Start Records supplied

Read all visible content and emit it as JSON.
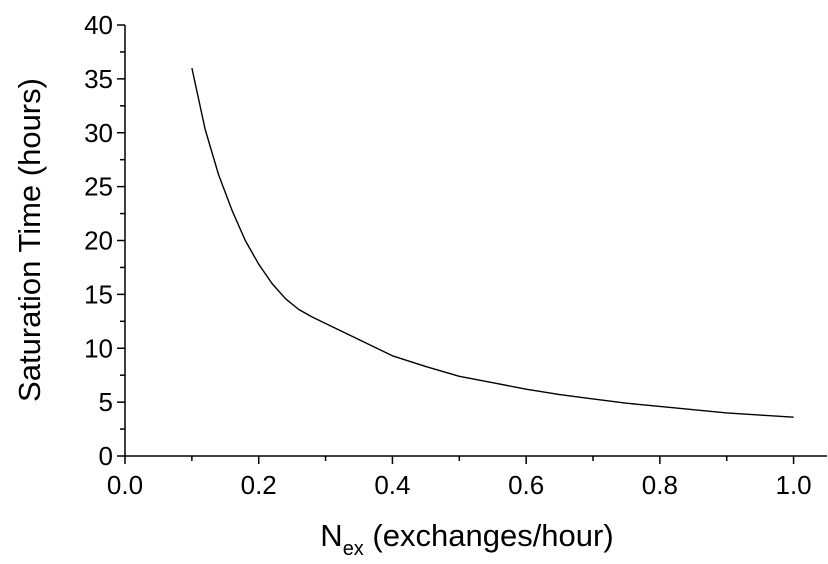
{
  "chart_data": {
    "type": "line",
    "title": "",
    "xlabel": {
      "main": "N",
      "subscript": "ex",
      "rest": " (exchanges/hour)"
    },
    "ylabel": "Saturation Time (hours)",
    "xlim": [
      0.0,
      1.05
    ],
    "ylim": [
      0,
      40
    ],
    "x_ticks": [
      "0.0",
      "0.2",
      "0.4",
      "0.6",
      "0.8",
      "1.0"
    ],
    "y_ticks": [
      "0",
      "5",
      "10",
      "15",
      "20",
      "25",
      "30",
      "35",
      "40"
    ],
    "grid": false,
    "legend": "none",
    "line_color": "#000000",
    "series": [
      {
        "x": [
          0.1,
          0.12,
          0.14,
          0.16,
          0.18,
          0.2,
          0.22,
          0.24,
          0.26,
          0.28,
          0.3,
          0.35,
          0.4,
          0.45,
          0.5,
          0.55,
          0.6,
          0.65,
          0.7,
          0.75,
          0.8,
          0.85,
          0.9,
          0.95,
          1.0
        ],
        "y": [
          36.0,
          30.3,
          26.1,
          22.8,
          20.0,
          17.8,
          16.0,
          14.6,
          13.6,
          12.9,
          12.3,
          10.8,
          9.3,
          8.3,
          7.4,
          6.8,
          6.2,
          5.7,
          5.3,
          4.9,
          4.6,
          4.3,
          4.0,
          3.8,
          3.6
        ]
      }
    ]
  }
}
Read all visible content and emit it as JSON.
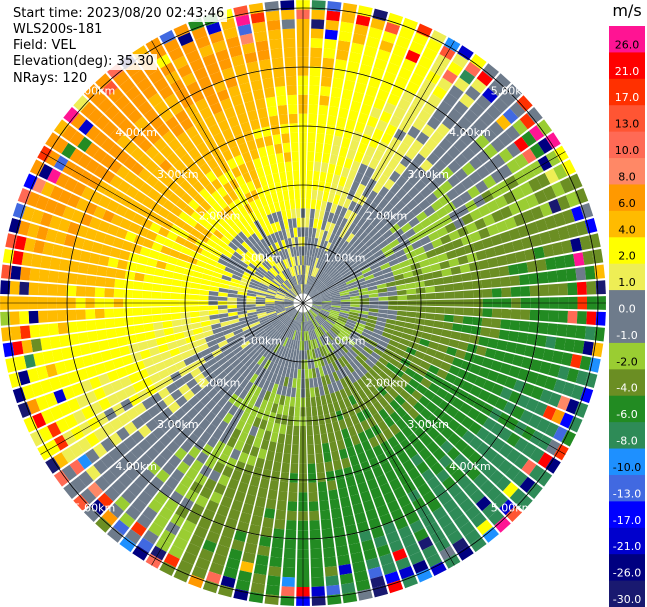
{
  "header": {
    "start_time": "Start time: 2023/08/20 02:43:46",
    "instrument": "WLS200s-181",
    "field": "Field: VEL",
    "elevation": "Elevation(deg): 35.30",
    "nrays": "NRays: 120"
  },
  "range_rings": {
    "labels": [
      "1.00km",
      "2.00km",
      "3.00km",
      "4.00km",
      "5.00km"
    ]
  },
  "colorbar": {
    "unit": "m/s",
    "ticks": [
      "26.0",
      "21.0",
      "17.0",
      "13.0",
      "10.0",
      "8.0",
      "6.0",
      "4.0",
      "2.0",
      "1.0",
      "0.0",
      "-1.0",
      "-2.0",
      "-4.0",
      "-6.0",
      "-8.0",
      "-10.0",
      "-13.0",
      "-17.0",
      "-21.0",
      "-26.0",
      "-30.0"
    ],
    "colors": [
      "#ff1493",
      "#ff0000",
      "#ff3000",
      "#ff5533",
      "#ff6a55",
      "#ff8866",
      "#ff9900",
      "#ffbb00",
      "#ffff00",
      "#eeee55",
      "#6e7b8b",
      "#6e7b8b",
      "#9acd32",
      "#6b8e23",
      "#228b22",
      "#2e8b57",
      "#1e90ff",
      "#4169e1",
      "#0000ff",
      "#0000cd",
      "#000080",
      "#191970"
    ]
  }
}
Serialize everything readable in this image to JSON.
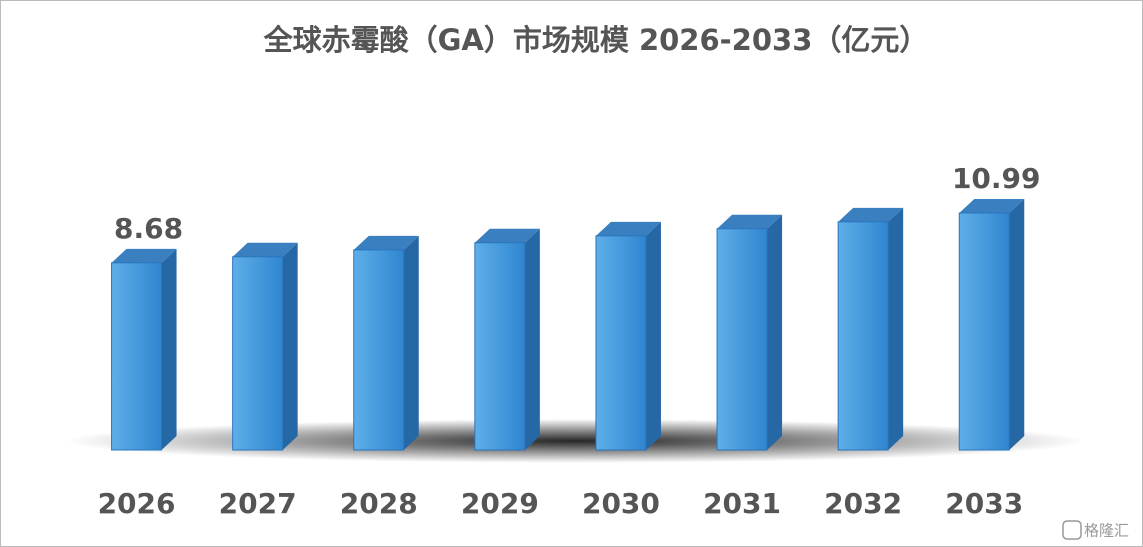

End Records supplied

§ Exercise task: Pictures in the records must not appear in the copy; transcribe everything else precisely.

§ Result of this exercise:
Read all visible content and emit it as JSON.
{
  "chart_data": {
    "type": "line",
    "title": "",
    "xlabel": {
      "main": "N",
      "subscript": "ex",
      "rest": " (exchanges/hour)"
    },
    "ylabel": "Saturation Time (hours)",
    "xlim": [
      0.0,
      1.05
    ],
    "ylim": [
      0,
      40
    ],
    "x_ticks": [
      "0.0",
      "0.2",
      "0.4",
      "0.6",
      "0.8",
      "1.0"
    ],
    "y_ticks": [
      "0",
      "5",
      "10",
      "15",
      "20",
      "25",
      "30",
      "35",
      "40"
    ],
    "grid": false,
    "legend": "none",
    "line_color": "#000000",
    "series": [
      {
        "x": [
          0.1,
          0.12,
          0.14,
          0.16,
          0.18,
          0.2,
          0.22,
          0.24,
          0.26,
          0.28,
          0.3,
          0.35,
          0.4,
          0.45,
          0.5,
          0.55,
          0.6,
          0.65,
          0.7,
          0.75,
          0.8,
          0.85,
          0.9,
          0.95,
          1.0
        ],
        "y": [
          36.0,
          30.3,
          26.1,
          22.8,
          20.0,
          17.8,
          16.0,
          14.6,
          13.6,
          12.9,
          12.3,
          10.8,
          9.3,
          8.3,
          7.4,
          6.8,
          6.2,
          5.7,
          5.3,
          4.9,
          4.6,
          4.3,
          4.0,
          3.8,
          3.6
        ]
      }
    ]
  }
}
Read all visible content and emit it as JSON.
{
  "header": {
    "start_time": "Start time: 2023/08/20 02:43:46",
    "instrument": "WLS200s-181",
    "field": "Field: VEL",
    "elevation": "Elevation(deg): 35.30",
    "nrays": "NRays: 120"
  },
  "range_rings": {
    "labels": [
      "1.00km",
      "2.00km",
      "3.00km",
      "4.00km",
      "5.00km"
    ]
  },
  "colorbar": {
    "unit": "m/s",
    "ticks": [
      "26.0",
      "21.0",
      "17.0",
      "13.0",
      "10.0",
      "8.0",
      "6.0",
      "4.0",
      "2.0",
      "1.0",
      "0.0",
      "-1.0",
      "-2.0",
      "-4.0",
      "-6.0",
      "-8.0",
      "-10.0",
      "-13.0",
      "-17.0",
      "-21.0",
      "-26.0",
      "-30.0"
    ],
    "colors": [
      "#ff1493",
      "#ff0000",
      "#ff3000",
      "#ff5533",
      "#ff6a55",
      "#ff8866",
      "#ff9900",
      "#ffbb00",
      "#ffff00",
      "#eeee55",
      "#6e7b8b",
      "#6e7b8b",
      "#9acd32",
      "#6b8e23",
      "#228b22",
      "#2e8b57",
      "#1e90ff",
      "#4169e1",
      "#0000ff",
      "#0000cd",
      "#000080",
      "#191970"
    ]
  }
}
Serialize everything readable in this image to JSON.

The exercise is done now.